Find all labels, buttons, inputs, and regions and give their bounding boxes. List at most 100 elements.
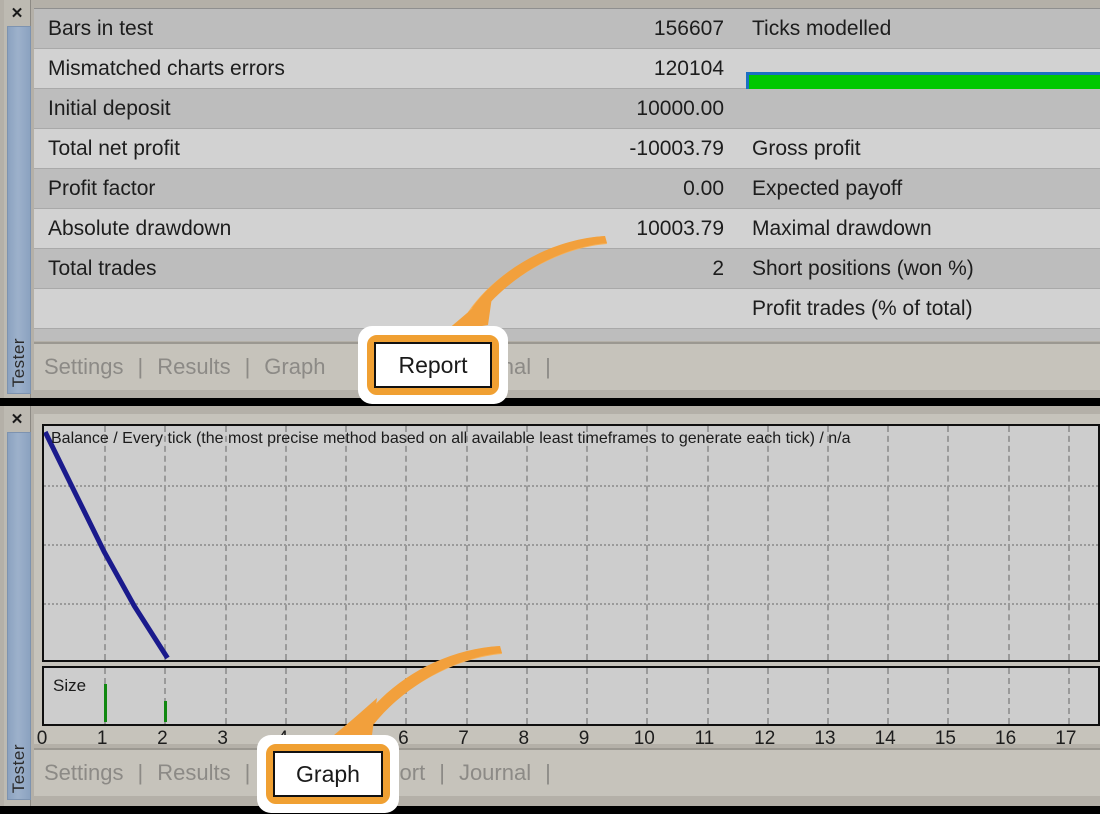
table-row[interactable]: Total net profit-10003.79Gross profit (34, 129, 1100, 169)
row-value: 156607 (582, 17, 724, 41)
tab-separator: | (541, 354, 555, 380)
axis-tick-label: 16 (995, 728, 1016, 750)
callout-ring: Graph (266, 744, 390, 804)
row-value: 10003.79 (582, 217, 724, 241)
axis-tick-label: 17 (1055, 728, 1076, 750)
tester-window: ✕ Tester Bars in test156607Ticks modelle… (0, 0, 1100, 814)
vertical-gridline (345, 668, 347, 724)
graph-panel: ✕ Tester Balance / Every tick (the most … (0, 406, 1100, 806)
tab-separator: | (541, 760, 555, 786)
vertical-gridline (707, 668, 709, 724)
row-label-secondary: Profit trades (% of total) (724, 297, 1100, 321)
graph-tab-settings[interactable]: Settings (34, 760, 134, 786)
tab-separator: | (134, 354, 148, 380)
vertical-gridline (1008, 668, 1010, 724)
axis-tick-label: 0 (37, 728, 48, 750)
axis-tick-label: 11 (695, 728, 715, 750)
vertical-gridline (586, 668, 588, 724)
size-label: Size (53, 676, 86, 696)
window-bottom-edge (0, 806, 1100, 814)
axis-tick-label: 9 (579, 728, 590, 750)
report-dock-strip: ✕ Tester (4, 0, 31, 400)
report-table: Bars in test156607Ticks modelledMismatch… (34, 8, 1100, 341)
vertical-gridline (646, 668, 648, 724)
balance-chart: Balance / Every tick (the most precise m… (42, 424, 1100, 662)
tab-separator: | (241, 354, 255, 380)
vertical-gridline (526, 668, 528, 724)
row-label-secondary: Maximal drawdown (724, 217, 1100, 241)
axis-tick-label: 8 (519, 728, 530, 750)
table-row[interactable]: Profit factor0.00Expected payoff (34, 169, 1100, 209)
axis-tick-label: 10 (634, 728, 655, 750)
axis-tick-label: 6 (398, 728, 409, 750)
row-value: 120104 (582, 57, 724, 81)
dock-tab-tester-graph[interactable]: Tester (7, 432, 31, 800)
row-label: Total trades (34, 257, 582, 281)
close-icon[interactable]: ✕ (4, 0, 30, 26)
table-row[interactable]: Mismatched charts errors120104 (34, 49, 1100, 89)
vertical-gridline (405, 668, 407, 724)
row-value: 0.00 (582, 177, 724, 201)
row-label-secondary: Ticks modelled (724, 17, 1100, 41)
axis-tick-label: 7 (458, 728, 469, 750)
axis-tick-label: 13 (814, 728, 835, 750)
graph-tab-journal[interactable]: Journal (449, 760, 541, 786)
close-icon[interactable]: ✕ (4, 406, 30, 432)
report-tab-settings[interactable]: Settings (34, 354, 134, 380)
row-label: Mismatched charts errors (34, 57, 582, 81)
report-tab-graph[interactable]: Graph (254, 354, 335, 380)
vertical-gridline (466, 668, 468, 724)
vertical-gridline (1068, 668, 1070, 724)
table-row[interactable]: Absolute drawdown10003.79Maximal drawdow… (34, 209, 1100, 249)
row-label: Bars in test (34, 17, 582, 41)
report-tab-results[interactable]: Results (147, 354, 240, 380)
row-value: -10003.79 (582, 137, 724, 161)
balance-line-plot (44, 426, 1100, 662)
axis-tick-label: 1 (97, 728, 108, 750)
row-value: 2 (582, 257, 724, 281)
graph-tab-results[interactable]: Results (147, 760, 240, 786)
axis-tick-label: 12 (754, 728, 775, 750)
row-value: 10000.00 (582, 97, 724, 121)
row-label-secondary: Short positions (won %) (724, 257, 1100, 281)
size-subchart: Size (42, 666, 1100, 726)
callout-label: Report (374, 342, 492, 388)
axis-tick-label: 2 (157, 728, 168, 750)
chart-title: Balance / Every tick (the most precise m… (51, 430, 851, 448)
size-bar (104, 684, 107, 722)
table-row[interactable]: Profit trades (% of total) (34, 289, 1100, 329)
table-row[interactable] (34, 329, 1100, 341)
graph-tab-strip: Settings|Results|Graph|Report|Journal| (34, 748, 1100, 796)
vertical-gridline (947, 668, 949, 724)
report-panel: ✕ Tester Bars in test156607Ticks modelle… (0, 0, 1100, 400)
row-label: Profit factor (34, 177, 582, 201)
balance-line (45, 432, 167, 658)
graph-area: Balance / Every tick (the most precise m… (34, 414, 1100, 744)
panel-divider (0, 398, 1100, 406)
vertical-gridline (827, 668, 829, 724)
report-tab-callout[interactable]: Report (358, 326, 508, 404)
axis-tick-label: 3 (217, 728, 228, 750)
graph-dock-strip: ✕ Tester (4, 406, 31, 806)
row-label: Initial deposit (34, 97, 582, 121)
dock-tab-tester-report[interactable]: Tester (7, 26, 31, 394)
vertical-gridline (767, 668, 769, 724)
axis-tick-label: 14 (875, 728, 896, 750)
dock-tab-label: Tester (9, 744, 29, 793)
report-tab-strip: Settings|Results|Graph|Report|Journal| (34, 342, 1100, 390)
vertical-gridline (887, 668, 889, 724)
vertical-gridline (285, 668, 287, 724)
vertical-gridline (225, 668, 227, 724)
table-row[interactable]: Total trades2Short positions (won %) (34, 249, 1100, 289)
row-label-secondary: Gross profit (724, 137, 1100, 161)
tab-separator: | (241, 760, 255, 786)
axis-tick-label: 15 (935, 728, 956, 750)
row-label: Absolute drawdown (34, 217, 582, 241)
callout-label: Graph (273, 751, 383, 797)
callout-ring: Report (367, 335, 499, 395)
table-row[interactable]: Bars in test156607Ticks modelled (34, 9, 1100, 49)
table-row[interactable]: Initial deposit10000.00 (34, 89, 1100, 129)
graph-tab-callout[interactable]: Graph (257, 735, 399, 813)
row-label-secondary: Expected payoff (724, 177, 1100, 201)
size-bar (164, 701, 167, 722)
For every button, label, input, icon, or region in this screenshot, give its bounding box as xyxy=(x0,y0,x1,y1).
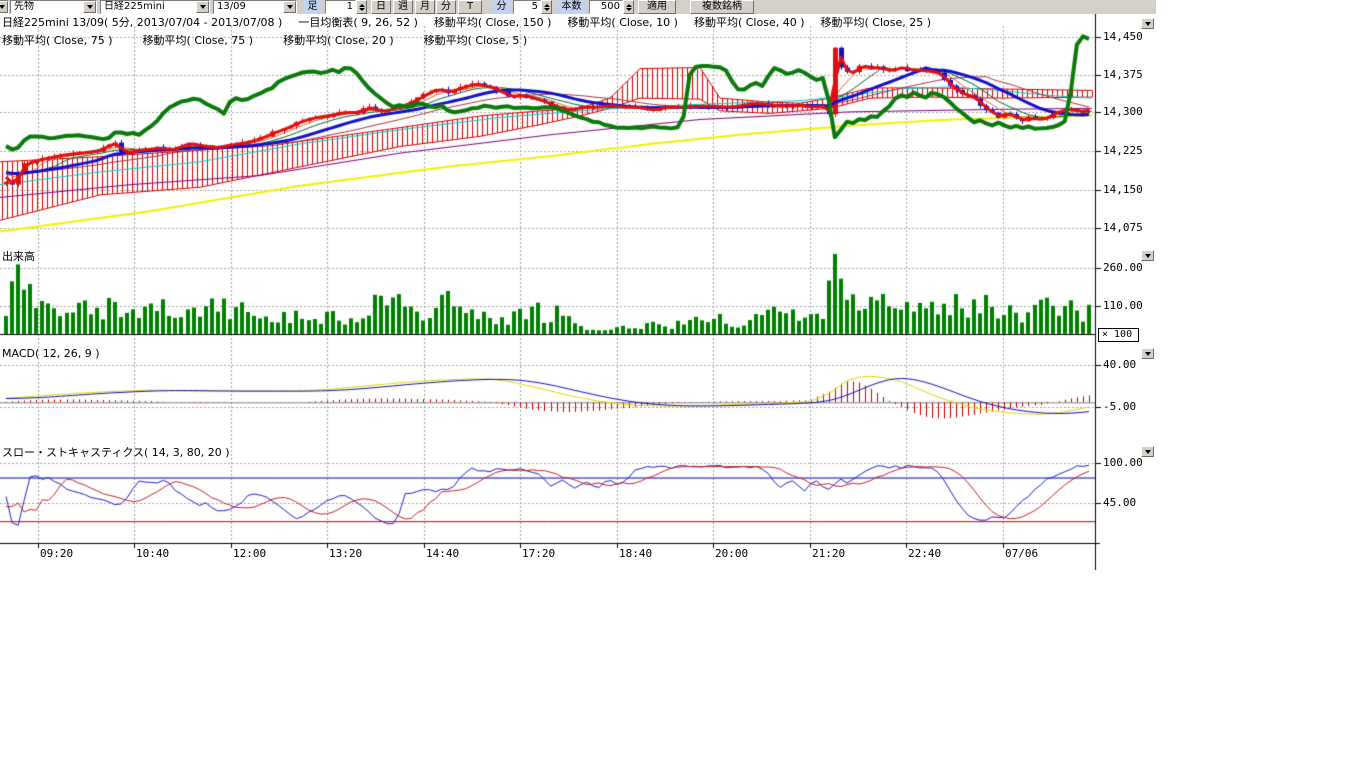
ma75b-legend: 移動平均( Close, 75 ) xyxy=(143,32,254,48)
ma10-legend: 移動平均( Close, 10 ) xyxy=(567,14,678,30)
chart-canvas[interactable] xyxy=(0,14,1156,570)
minute-value[interactable]: 5 xyxy=(513,0,541,14)
ma150-legend: 移動平均( Close, 150 ) xyxy=(434,14,552,30)
minute-label: 分 xyxy=(492,0,511,14)
volume-panel-title: 出来高 xyxy=(2,248,35,264)
volume-axis-label: 110.00 xyxy=(1103,299,1143,312)
time-axis-label: 12:00 xyxy=(233,547,266,560)
ma40-legend: 移動平均( Close, 40 ) xyxy=(694,14,805,30)
minute-stepper[interactable]: 5 xyxy=(513,0,552,14)
period-day-button[interactable]: 日 xyxy=(371,0,391,14)
partial-combo[interactable] xyxy=(0,0,9,14)
toolbar: 先物 日経225mini 13/09 足 1 日 週 月 分 T 分 5 本数 … xyxy=(0,0,1156,14)
volume-panel-collapse-button[interactable] xyxy=(1141,250,1154,261)
stochastics-panel-collapse-button[interactable] xyxy=(1141,446,1154,457)
instrument-legend: 日経225mini 13/09( 5分, 2013/07/04 - 2013/0… xyxy=(2,14,282,30)
chevron-down-icon[interactable] xyxy=(83,1,96,13)
bar-count-stepper[interactable]: 500 xyxy=(589,0,634,14)
time-axis-label: 22:40 xyxy=(908,547,941,560)
period-week-button[interactable]: 週 xyxy=(393,0,413,14)
stochastics-axis-label: 45.00 xyxy=(1103,496,1136,509)
bar-count-label: 本数 xyxy=(556,0,587,14)
time-axis-label: 14:40 xyxy=(426,547,459,560)
contract-month-combo-value: 13/09 xyxy=(214,1,283,13)
price-axis-label: 14,225 xyxy=(1103,144,1143,157)
ma20-legend: 移動平均( Close, 20 ) xyxy=(283,32,394,48)
partial-combo-arrow-icon[interactable] xyxy=(0,1,8,13)
chevron-down-icon xyxy=(1145,22,1151,26)
indicator-legend-row2: 移動平均( Close, 75 ) 移動平均( Close, 75 ) 移動平均… xyxy=(2,32,527,48)
category-combo-value: 先物 xyxy=(11,1,83,13)
chevron-down-icon xyxy=(1145,450,1151,454)
symbol-combo-value: 日経225mini xyxy=(101,1,196,13)
ma25-legend: 移動平均( Close, 25 ) xyxy=(821,14,932,30)
chart-area: 日経225mini 13/09( 5分, 2013/07/04 - 2013/0… xyxy=(0,14,1156,570)
chevron-down-icon xyxy=(1145,352,1151,356)
time-axis-label: 13:20 xyxy=(329,547,362,560)
macd-axis-label: -5.00 xyxy=(1103,400,1136,413)
ichimoku-legend: 一目均衡表( 9, 26, 52 ) xyxy=(298,14,418,30)
volume-axis-label: 260.00 xyxy=(1103,261,1143,274)
price-axis-label: 14,450 xyxy=(1103,30,1143,43)
ma5-legend: 移動平均( Close, 5 ) xyxy=(424,32,528,48)
bar-count-value[interactable]: 500 xyxy=(589,0,623,14)
macd-axis-label: 40.00 xyxy=(1103,358,1136,371)
period-minute-button[interactable]: 分 xyxy=(436,0,456,14)
bar-interval-stepper[interactable]: 1 xyxy=(325,0,367,14)
macd-panel-title: MACD( 12, 26, 9 ) xyxy=(2,347,100,360)
symbol-combo[interactable]: 日経225mini xyxy=(100,0,210,14)
stochastics-axis-label: 100.00 xyxy=(1103,456,1143,469)
period-tick-button[interactable]: T xyxy=(458,0,482,14)
chevron-down-icon[interactable] xyxy=(196,1,209,13)
contract-month-combo[interactable]: 13/09 xyxy=(213,0,297,14)
price-axis-label: 14,075 xyxy=(1103,221,1143,234)
stochastics-panel-title: スロー・ストキャスティクス( 14, 3, 80, 20 ) xyxy=(2,444,230,460)
price-axis-label: 14,300 xyxy=(1103,105,1143,118)
multi-symbol-button[interactable]: 複数銘柄 xyxy=(690,0,754,14)
bar-type-label: 足 xyxy=(303,0,322,14)
chevron-down-icon[interactable] xyxy=(283,1,296,13)
bar-interval-value[interactable]: 1 xyxy=(325,0,356,14)
volume-multiplier-badge: × 100 xyxy=(1098,328,1139,342)
ma75-legend: 移動平均( Close, 75 ) xyxy=(2,32,113,48)
period-month-button[interactable]: 月 xyxy=(415,0,435,14)
time-axis-label: 17:20 xyxy=(522,547,555,560)
macd-panel-collapse-button[interactable] xyxy=(1141,348,1154,359)
chevron-down-icon xyxy=(1145,254,1151,258)
category-combo[interactable]: 先物 xyxy=(10,0,97,14)
spinner-arrows-icon[interactable] xyxy=(541,0,552,14)
indicator-legend-row1: 日経225mini 13/09( 5分, 2013/07/04 - 2013/0… xyxy=(2,14,931,30)
price-axis-label: 14,150 xyxy=(1103,183,1143,196)
time-axis-label: 20:00 xyxy=(715,547,748,560)
time-axis-label: 21:20 xyxy=(812,547,845,560)
apply-button[interactable]: 適用 xyxy=(638,0,676,14)
time-axis-label: 18:40 xyxy=(619,547,652,560)
main-panel-collapse-button[interactable] xyxy=(1141,18,1154,29)
time-axis-label: 10:40 xyxy=(136,547,169,560)
time-axis-label: 07/06 xyxy=(1005,547,1038,560)
price-axis-label: 14,375 xyxy=(1103,68,1143,81)
chart-application: 先物 日経225mini 13/09 足 1 日 週 月 分 T 分 5 本数 … xyxy=(0,0,1366,768)
spinner-arrows-icon[interactable] xyxy=(623,0,634,14)
time-axis-label: 09:20 xyxy=(40,547,73,560)
spinner-arrows-icon[interactable] xyxy=(356,0,367,14)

- - -

◆ Set exercise ◆
Give back everything from the row containing "table-row[interactable]: Total net" down to the row containing "report-tab-settings[interactable]: Settings (34, 354, 134, 380)", with "vertical-gridline" swapped for "vertical-rule" and nothing else changed.

◆ Result of the exercise ◆
table-row[interactable]: Total net profit-10003.79Gross profit (34, 129, 1100, 169)
row-value: 156607 (582, 17, 724, 41)
tab-separator: | (541, 354, 555, 380)
axis-tick-label: 16 (995, 728, 1016, 750)
callout-ring: Graph (266, 744, 390, 804)
row-value: 10003.79 (582, 217, 724, 241)
axis-tick-label: 17 (1055, 728, 1076, 750)
tester-window: ✕ Tester Bars in test156607Ticks modelle… (0, 0, 1100, 814)
vertical-rule (345, 668, 347, 724)
graph-panel: ✕ Tester Balance / Every tick (the most … (0, 406, 1100, 806)
tab-separator: | (541, 760, 555, 786)
vertical-rule (707, 668, 709, 724)
row-label-secondary: Profit trades (% of total) (724, 297, 1100, 321)
graph-tab-settings[interactable]: Settings (34, 760, 134, 786)
tab-separator: | (134, 354, 148, 380)
vertical-rule (1008, 668, 1010, 724)
axis-tick-label: 0 (37, 728, 48, 750)
axis-tick-label: 11 (695, 728, 715, 750)
vertical-rule (586, 668, 588, 724)
size-label: Size (53, 676, 86, 696)
window-bottom-edge (0, 806, 1100, 814)
axis-tick-label: 9 (579, 728, 590, 750)
report-dock-strip: ✕ Tester (4, 0, 31, 400)
report-table: Bars in test156607Ticks modelledMismatch… (34, 8, 1100, 341)
vertical-rule (646, 668, 648, 724)
balance-chart: Balance / Every tick (the most precise m… (42, 424, 1100, 662)
tab-separator: | (241, 354, 255, 380)
vertical-rule (526, 668, 528, 724)
row-label-secondary: Maximal drawdown (724, 217, 1100, 241)
axis-tick-label: 8 (519, 728, 530, 750)
table-row[interactable]: Profit factor0.00Expected payoff (34, 169, 1100, 209)
axis-tick-label: 10 (634, 728, 655, 750)
axis-tick-label: 6 (398, 728, 409, 750)
row-value: 120104 (582, 57, 724, 81)
dock-tab-tester-graph[interactable]: Tester (7, 432, 31, 800)
row-label: Total trades (34, 257, 582, 281)
close-icon[interactable]: ✕ (4, 0, 30, 26)
table-row[interactable]: Mismatched charts errors120104 (34, 49, 1100, 89)
vertical-rule (405, 668, 407, 724)
row-value: 0.00 (582, 177, 724, 201)
row-label-secondary: Ticks modelled (724, 17, 1100, 41)
axis-tick-label: 7 (458, 728, 469, 750)
axis-tick-label: 13 (814, 728, 835, 750)
graph-tab-journal[interactable]: Journal (449, 760, 541, 786)
close-icon[interactable]: ✕ (4, 406, 30, 432)
report-tab-settings[interactable]: Settings (34, 354, 134, 380)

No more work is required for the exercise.